[Figure data in JSON]
################

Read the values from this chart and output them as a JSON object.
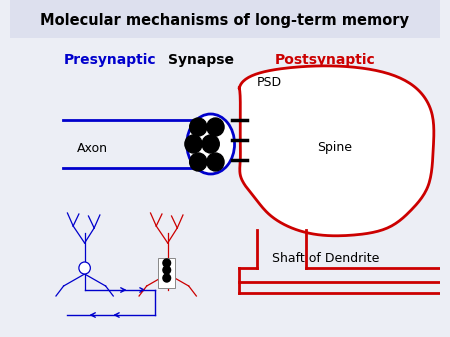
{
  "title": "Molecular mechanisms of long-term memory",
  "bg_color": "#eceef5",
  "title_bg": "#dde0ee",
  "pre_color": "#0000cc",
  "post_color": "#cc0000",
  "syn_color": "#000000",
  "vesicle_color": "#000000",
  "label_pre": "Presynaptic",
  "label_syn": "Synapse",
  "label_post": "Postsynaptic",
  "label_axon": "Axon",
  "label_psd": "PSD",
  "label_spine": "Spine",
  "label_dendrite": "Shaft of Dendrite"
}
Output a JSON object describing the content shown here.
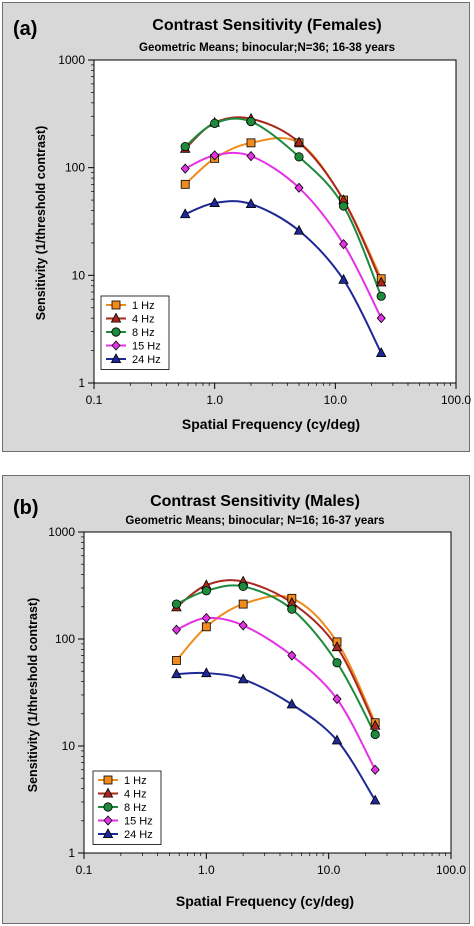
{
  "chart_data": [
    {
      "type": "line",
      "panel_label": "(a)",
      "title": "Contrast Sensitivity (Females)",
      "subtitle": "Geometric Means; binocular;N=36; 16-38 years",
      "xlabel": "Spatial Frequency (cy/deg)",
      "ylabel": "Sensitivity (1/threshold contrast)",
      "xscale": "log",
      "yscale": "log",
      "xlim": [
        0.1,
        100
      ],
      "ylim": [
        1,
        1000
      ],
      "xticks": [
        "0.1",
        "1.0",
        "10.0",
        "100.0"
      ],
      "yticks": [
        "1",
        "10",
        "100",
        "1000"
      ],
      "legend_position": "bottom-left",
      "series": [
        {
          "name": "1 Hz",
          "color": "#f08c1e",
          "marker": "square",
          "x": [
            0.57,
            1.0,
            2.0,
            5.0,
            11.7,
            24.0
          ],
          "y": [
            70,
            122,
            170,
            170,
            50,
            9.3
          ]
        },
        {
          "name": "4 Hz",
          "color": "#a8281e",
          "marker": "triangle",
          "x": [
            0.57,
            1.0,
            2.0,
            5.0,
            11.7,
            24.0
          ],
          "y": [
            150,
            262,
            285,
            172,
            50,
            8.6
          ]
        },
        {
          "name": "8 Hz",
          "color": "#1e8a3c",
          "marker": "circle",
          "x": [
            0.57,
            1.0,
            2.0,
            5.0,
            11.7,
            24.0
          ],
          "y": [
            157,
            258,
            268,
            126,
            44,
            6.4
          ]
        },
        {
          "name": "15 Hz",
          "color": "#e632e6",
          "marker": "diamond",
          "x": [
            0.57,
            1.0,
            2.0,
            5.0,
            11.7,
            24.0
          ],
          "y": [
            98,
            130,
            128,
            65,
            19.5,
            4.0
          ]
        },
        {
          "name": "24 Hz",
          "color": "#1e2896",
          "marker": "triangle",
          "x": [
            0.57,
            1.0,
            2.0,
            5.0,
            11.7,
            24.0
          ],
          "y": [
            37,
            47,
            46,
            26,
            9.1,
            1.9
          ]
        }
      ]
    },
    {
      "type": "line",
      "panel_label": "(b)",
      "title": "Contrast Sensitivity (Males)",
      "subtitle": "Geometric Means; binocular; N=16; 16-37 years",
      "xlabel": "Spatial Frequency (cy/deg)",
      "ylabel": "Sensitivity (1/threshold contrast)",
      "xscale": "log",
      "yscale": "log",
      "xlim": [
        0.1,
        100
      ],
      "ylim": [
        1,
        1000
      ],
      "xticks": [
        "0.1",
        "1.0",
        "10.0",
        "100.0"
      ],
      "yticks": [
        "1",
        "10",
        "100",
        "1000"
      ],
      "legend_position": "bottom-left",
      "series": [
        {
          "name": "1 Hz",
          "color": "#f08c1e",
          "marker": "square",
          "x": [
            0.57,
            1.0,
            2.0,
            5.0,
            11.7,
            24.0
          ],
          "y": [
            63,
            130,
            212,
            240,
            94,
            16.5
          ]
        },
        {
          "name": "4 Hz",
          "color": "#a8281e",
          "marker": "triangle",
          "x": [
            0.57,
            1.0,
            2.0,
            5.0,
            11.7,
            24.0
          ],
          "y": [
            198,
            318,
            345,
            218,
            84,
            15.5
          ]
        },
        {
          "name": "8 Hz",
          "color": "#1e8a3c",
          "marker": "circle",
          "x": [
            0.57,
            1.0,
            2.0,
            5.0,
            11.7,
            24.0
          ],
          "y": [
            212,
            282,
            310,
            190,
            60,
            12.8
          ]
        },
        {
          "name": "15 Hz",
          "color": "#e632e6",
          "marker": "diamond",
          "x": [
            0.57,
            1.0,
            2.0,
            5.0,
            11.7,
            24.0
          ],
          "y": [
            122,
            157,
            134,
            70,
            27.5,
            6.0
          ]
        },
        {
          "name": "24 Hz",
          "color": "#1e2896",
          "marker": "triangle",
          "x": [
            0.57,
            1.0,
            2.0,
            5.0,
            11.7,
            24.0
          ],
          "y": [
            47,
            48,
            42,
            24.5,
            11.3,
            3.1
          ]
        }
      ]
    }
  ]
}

################

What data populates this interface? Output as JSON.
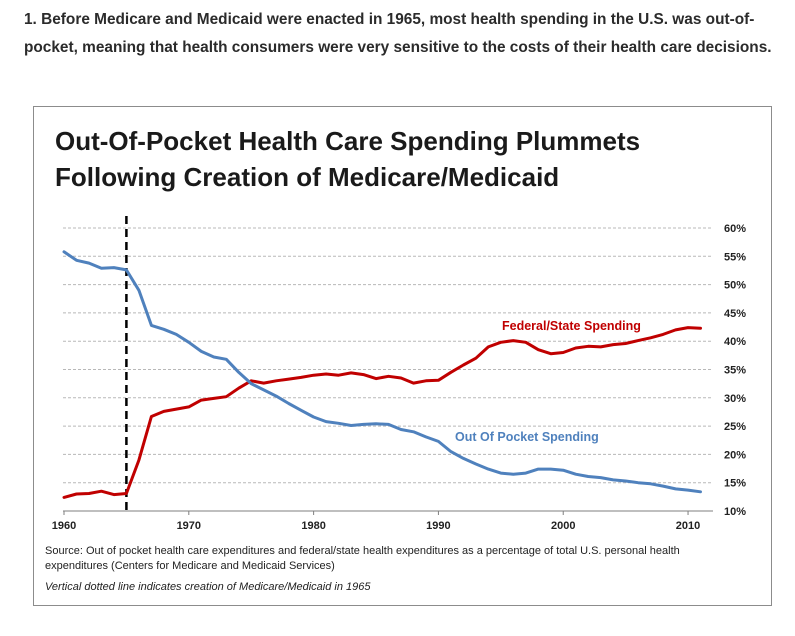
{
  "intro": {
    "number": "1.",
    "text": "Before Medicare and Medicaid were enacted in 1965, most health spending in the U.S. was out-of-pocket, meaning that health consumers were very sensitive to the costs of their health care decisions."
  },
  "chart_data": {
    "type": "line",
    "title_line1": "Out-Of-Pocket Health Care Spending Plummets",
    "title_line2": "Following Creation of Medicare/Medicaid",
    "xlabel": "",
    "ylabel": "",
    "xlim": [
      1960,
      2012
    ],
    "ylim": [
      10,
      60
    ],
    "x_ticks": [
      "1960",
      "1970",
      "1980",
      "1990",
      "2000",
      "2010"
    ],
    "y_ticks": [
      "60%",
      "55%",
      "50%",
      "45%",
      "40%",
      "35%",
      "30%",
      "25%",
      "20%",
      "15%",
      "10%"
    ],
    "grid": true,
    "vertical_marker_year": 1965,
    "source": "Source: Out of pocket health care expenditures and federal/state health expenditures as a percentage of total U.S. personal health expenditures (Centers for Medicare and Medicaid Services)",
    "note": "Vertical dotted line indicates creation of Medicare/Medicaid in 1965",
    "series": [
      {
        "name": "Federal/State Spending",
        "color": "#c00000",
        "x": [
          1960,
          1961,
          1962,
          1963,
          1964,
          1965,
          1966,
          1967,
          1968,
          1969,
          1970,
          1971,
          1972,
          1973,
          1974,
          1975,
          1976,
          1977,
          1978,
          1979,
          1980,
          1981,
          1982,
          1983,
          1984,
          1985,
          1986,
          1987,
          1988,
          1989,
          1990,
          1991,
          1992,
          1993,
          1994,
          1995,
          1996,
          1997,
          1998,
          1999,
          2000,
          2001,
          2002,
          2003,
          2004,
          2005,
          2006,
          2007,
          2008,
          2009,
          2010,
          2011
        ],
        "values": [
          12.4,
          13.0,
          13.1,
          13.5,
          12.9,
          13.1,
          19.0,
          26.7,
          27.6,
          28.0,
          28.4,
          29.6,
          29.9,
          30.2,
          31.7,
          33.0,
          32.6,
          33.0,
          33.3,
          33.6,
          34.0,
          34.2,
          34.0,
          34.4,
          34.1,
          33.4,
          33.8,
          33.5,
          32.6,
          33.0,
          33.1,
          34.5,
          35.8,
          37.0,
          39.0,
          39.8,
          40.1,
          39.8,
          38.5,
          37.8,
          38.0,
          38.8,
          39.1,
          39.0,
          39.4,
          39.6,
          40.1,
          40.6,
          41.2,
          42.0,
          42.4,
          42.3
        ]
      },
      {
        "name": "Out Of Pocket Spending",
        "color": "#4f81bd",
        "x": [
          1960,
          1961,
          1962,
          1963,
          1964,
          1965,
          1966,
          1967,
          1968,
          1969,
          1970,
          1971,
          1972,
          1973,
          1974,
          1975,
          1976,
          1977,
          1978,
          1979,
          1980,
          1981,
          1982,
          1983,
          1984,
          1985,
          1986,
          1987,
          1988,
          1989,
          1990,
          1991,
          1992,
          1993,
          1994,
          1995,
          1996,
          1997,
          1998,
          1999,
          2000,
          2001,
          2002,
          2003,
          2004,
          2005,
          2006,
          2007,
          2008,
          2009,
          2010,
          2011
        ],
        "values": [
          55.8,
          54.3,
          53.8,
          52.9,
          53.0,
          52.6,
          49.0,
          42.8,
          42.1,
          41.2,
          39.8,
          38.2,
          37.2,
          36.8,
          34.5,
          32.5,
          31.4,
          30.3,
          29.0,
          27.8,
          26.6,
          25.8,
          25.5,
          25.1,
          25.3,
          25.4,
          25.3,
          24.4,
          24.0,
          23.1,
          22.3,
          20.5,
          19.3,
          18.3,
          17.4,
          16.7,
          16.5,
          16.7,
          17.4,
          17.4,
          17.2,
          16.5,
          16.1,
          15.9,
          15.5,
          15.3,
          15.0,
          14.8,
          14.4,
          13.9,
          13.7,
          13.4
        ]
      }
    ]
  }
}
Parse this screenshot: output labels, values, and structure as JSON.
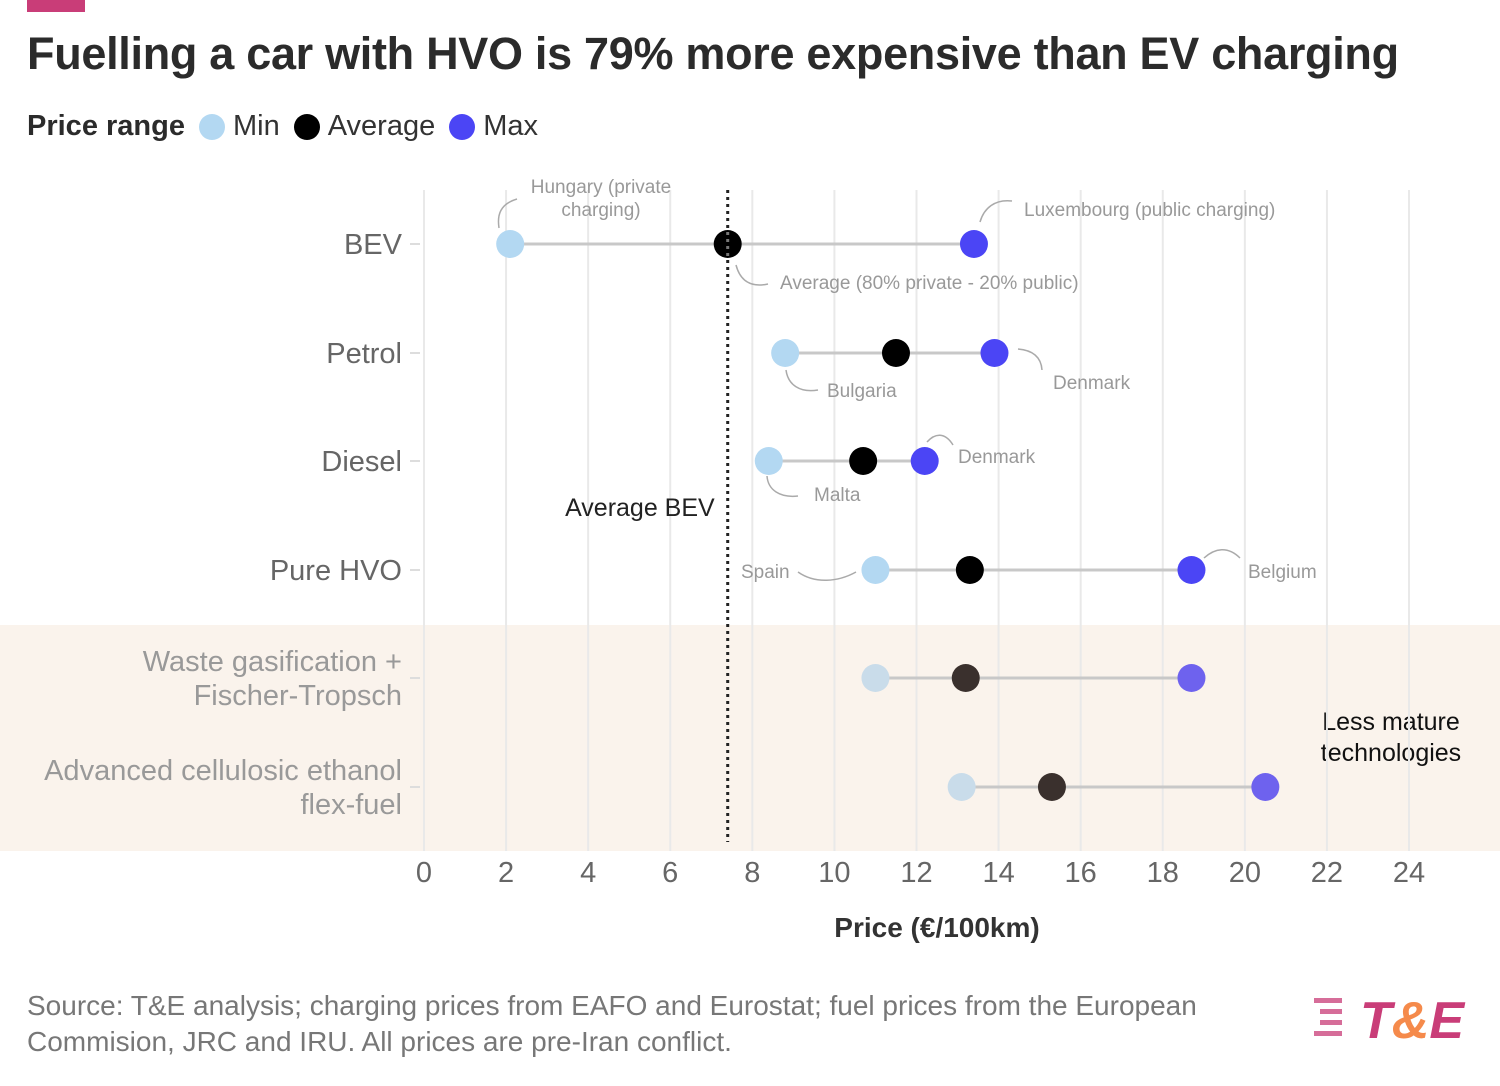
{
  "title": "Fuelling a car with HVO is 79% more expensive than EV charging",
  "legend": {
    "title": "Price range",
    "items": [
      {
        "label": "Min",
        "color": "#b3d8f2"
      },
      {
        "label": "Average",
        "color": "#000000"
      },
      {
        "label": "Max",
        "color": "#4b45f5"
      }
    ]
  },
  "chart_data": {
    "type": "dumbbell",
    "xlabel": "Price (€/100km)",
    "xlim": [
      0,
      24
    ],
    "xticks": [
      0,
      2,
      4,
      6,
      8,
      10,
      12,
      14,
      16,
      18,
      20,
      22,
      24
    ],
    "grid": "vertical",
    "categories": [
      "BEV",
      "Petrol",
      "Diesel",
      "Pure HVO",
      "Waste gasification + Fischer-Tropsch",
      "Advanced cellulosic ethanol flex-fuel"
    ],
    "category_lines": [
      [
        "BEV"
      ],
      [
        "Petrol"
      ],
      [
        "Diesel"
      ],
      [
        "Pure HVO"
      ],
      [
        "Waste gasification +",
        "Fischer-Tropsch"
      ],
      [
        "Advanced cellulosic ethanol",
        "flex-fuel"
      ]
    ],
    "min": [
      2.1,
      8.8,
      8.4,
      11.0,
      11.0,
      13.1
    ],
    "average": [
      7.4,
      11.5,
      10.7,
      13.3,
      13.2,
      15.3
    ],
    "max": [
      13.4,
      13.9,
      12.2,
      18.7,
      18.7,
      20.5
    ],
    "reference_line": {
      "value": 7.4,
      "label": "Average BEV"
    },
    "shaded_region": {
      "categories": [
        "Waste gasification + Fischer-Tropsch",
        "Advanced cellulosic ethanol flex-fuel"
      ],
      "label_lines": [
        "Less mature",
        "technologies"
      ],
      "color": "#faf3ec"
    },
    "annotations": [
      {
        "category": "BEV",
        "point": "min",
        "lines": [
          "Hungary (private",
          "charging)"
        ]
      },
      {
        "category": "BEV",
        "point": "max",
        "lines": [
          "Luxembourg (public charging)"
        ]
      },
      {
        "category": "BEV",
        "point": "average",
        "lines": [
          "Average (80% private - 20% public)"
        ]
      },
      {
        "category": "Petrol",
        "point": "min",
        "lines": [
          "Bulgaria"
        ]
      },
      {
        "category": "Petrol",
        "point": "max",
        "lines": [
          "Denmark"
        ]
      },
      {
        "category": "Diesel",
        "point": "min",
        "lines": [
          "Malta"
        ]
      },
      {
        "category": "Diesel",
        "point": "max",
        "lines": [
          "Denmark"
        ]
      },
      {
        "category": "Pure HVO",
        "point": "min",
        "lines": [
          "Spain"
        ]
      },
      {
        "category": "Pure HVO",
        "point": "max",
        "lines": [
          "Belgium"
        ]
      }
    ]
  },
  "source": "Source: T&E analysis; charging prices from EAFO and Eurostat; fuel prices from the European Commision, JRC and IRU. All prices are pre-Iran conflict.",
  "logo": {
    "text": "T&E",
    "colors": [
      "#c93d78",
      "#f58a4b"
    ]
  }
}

################

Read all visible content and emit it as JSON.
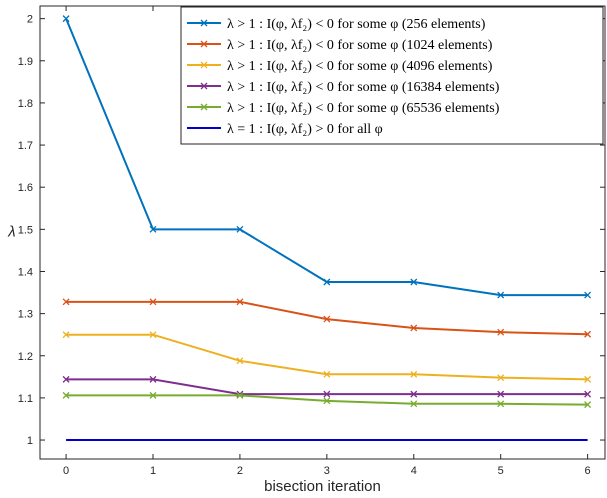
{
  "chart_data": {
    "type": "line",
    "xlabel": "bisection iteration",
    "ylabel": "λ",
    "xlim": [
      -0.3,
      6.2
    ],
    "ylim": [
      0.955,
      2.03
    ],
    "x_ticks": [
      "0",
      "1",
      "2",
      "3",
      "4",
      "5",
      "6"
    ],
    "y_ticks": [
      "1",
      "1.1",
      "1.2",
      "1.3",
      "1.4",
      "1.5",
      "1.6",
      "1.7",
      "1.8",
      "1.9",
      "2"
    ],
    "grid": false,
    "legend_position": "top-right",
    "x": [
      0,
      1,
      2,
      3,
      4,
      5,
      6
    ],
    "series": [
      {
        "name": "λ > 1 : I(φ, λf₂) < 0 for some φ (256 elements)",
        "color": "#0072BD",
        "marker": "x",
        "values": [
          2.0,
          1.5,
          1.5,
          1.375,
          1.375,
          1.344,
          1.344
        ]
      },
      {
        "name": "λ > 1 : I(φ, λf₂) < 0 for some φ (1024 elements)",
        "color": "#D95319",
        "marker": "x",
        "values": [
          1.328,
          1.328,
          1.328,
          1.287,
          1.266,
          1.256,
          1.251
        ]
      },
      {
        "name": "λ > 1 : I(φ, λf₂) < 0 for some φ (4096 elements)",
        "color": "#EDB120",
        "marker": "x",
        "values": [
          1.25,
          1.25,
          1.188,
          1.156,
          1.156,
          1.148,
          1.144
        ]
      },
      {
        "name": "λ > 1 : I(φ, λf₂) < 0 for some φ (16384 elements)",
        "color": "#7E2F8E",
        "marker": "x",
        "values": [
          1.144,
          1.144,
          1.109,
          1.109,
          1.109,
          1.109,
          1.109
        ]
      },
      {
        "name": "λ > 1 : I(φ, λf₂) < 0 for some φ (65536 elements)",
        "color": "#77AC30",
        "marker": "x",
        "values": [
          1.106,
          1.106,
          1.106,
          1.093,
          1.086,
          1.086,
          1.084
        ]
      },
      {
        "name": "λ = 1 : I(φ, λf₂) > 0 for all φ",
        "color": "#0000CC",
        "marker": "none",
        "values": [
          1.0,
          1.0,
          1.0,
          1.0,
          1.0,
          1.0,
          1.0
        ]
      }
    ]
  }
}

################

Go through the entries above and pull out each line with "Fischer" in it.

      "Waste gasification + Fischer-Tropsch",
        "Fischer-Tropsch"
        "Waste gasification + Fischer-Tropsch",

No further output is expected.